= Environmental Bill of Rights =

Ontario, Canada statute

The Environmental Bill of Rights, 1993 (Charte des droits environnementaux de 1993, EBR) is a provincial law in Ontario, Canada passed in 1993 to provide a bill of rights to Ontario residents for environmental matters. Significantly, it gives Ontario residents the right to participate in environmental decision-making. From 1993 to 2019 the provincial government's compliance with the EBR was monitored by the Environmental Commissioner of Ontario, a non-partisan officer of the Legislative Assembly of Ontario. Since the dissolution of the ECO's office in 2019, responsibility for overseeing the EBR has been the responsibility of the Auditor General of Ontario.

==Rights and responsibilities==
The Environmental Bill of Rights (EBR) gives citizens the right, under specific circumstances:
- to be notified and to comment on environmentally significant government proposals, using the Environmental Registry;
- to ask a ministry to review a law or to investigate harm to the environment
- to appeal a ministry decision
- to sue for harm to a public resource
- to sue for public nuisance causing environmental harm
- to be protected from employer reprisals for using the above rights.

The EBR also lays out responsibilities for those ministries that are prescribed:
- to develop and publish a Statement of Environmental Values, a statement that guides the ministry when it makes decisions that might affect the environment. The ministry must consider its SEV when it makes an environmentally significant decision. The minister must consider the SEV when deciding to conduct a Review or Investigation under the EBR.
- to post notices on the Environmental Registry for environmentally significant Acts, regulations and policies, and to consider these comments when making their decisions.

==Reporting Requirements==
===Energy Conservation===
Between 2009 and 2019, the EBR required the ECO to report annually "on the progress of activities in Ontario to reduce the use or make more efficient use of electricity, natural gas, propane, oil and transportation fuels." The ECO produced two-part annual reports on energy conservation, the first part on the broader policy framework affecting energy conservation in Ontario, and the second part on the results of initiatives that are underway.
The energy conservation reports issued by Commissioner Dianne Saxe 2016-2019 are posted on the SaxeFacts website.

===Climate Change===
Between 2009 and 2019, the EBR required the ECO to report annually on the progress of activities in Ontario to reduce emissions of greenhouse gases. The Greenhouse Gas emission (climate change) reports issued by Commissioner Dianne Saxe 2016-2019 are posted on the SaxeFacts website.

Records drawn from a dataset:
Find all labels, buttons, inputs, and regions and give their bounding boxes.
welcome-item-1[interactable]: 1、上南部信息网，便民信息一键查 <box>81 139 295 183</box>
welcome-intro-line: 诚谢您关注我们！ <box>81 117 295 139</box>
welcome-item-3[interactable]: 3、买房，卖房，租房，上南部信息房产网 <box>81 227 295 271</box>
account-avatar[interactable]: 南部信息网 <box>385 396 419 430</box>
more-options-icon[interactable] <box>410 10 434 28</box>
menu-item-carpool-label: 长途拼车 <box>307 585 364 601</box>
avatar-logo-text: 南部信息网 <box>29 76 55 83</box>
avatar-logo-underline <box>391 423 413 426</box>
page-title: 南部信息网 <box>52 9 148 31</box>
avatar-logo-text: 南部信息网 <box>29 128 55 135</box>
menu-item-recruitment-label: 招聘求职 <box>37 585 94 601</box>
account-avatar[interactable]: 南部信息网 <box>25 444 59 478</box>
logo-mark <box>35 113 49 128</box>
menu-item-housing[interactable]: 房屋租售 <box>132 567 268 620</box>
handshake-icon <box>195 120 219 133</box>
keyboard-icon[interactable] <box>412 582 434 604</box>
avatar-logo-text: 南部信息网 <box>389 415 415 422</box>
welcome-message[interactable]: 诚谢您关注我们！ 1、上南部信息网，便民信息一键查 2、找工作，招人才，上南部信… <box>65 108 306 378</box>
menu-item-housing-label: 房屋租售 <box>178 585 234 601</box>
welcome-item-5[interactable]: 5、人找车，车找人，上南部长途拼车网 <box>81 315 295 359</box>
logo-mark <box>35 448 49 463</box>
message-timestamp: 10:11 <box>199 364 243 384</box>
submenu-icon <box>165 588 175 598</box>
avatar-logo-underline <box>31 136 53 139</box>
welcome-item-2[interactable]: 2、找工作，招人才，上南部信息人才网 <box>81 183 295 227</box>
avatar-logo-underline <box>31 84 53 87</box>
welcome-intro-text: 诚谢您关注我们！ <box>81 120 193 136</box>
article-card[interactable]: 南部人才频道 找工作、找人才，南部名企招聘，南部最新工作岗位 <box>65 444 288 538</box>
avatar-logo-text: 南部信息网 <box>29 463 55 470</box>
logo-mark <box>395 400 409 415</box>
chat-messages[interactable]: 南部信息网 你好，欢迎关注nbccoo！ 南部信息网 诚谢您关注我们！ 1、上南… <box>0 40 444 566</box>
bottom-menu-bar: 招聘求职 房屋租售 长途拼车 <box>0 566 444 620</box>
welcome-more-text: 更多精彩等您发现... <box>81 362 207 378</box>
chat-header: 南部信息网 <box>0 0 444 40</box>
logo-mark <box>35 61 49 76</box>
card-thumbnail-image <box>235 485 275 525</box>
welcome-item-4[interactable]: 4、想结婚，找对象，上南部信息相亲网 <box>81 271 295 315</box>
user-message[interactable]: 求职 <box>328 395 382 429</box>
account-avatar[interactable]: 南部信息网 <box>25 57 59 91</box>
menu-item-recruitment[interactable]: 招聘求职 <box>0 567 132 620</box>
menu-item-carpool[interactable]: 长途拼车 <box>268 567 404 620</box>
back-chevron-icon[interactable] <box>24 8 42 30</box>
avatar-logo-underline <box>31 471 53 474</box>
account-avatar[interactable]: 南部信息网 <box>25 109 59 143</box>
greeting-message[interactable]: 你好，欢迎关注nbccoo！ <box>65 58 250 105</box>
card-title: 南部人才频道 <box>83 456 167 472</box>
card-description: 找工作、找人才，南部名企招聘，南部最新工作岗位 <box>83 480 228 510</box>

— WHAT YOU NEED TO DO —
• a. From the article on Ontario's Environmental Bill of Rights, extract the stretch from "Ontario, Canada statute" through "General of Ontario.".
• b. According to the article on Ontario's Environmental Bill of Rights, who has been responsible for overseeing the EBR since the Environmental Commissioner's office was dissolved in 2019?
These data stand apart from the article on Ontario's Environmental Bill of Rights.

— TASK-BY-TASK OUTPUTS —
• a.
Ontario, Canada statute

The Environmental Bill of Rights, 1993 (Charte des droits environnementaux de 1993, EBR) is a provincial law in Ontario, Canada passed in 1993 to provide a bill of rights to Ontario residents for environmental matters. Significantly, it gives Ontario residents the right to participate in environmental decision-making. From 1993 to 2019 the provincial government's compliance with the EBR was monitored by the Environmental Commissioner of Ontario, a non-partisan officer of the Legislative Assembly of Ontario. Since the dissolution of the ECO's office in 2019, responsibility for overseeing the EBR has been the responsibility of the Auditor General of Ontario.

• b. The Auditor General of Ontario.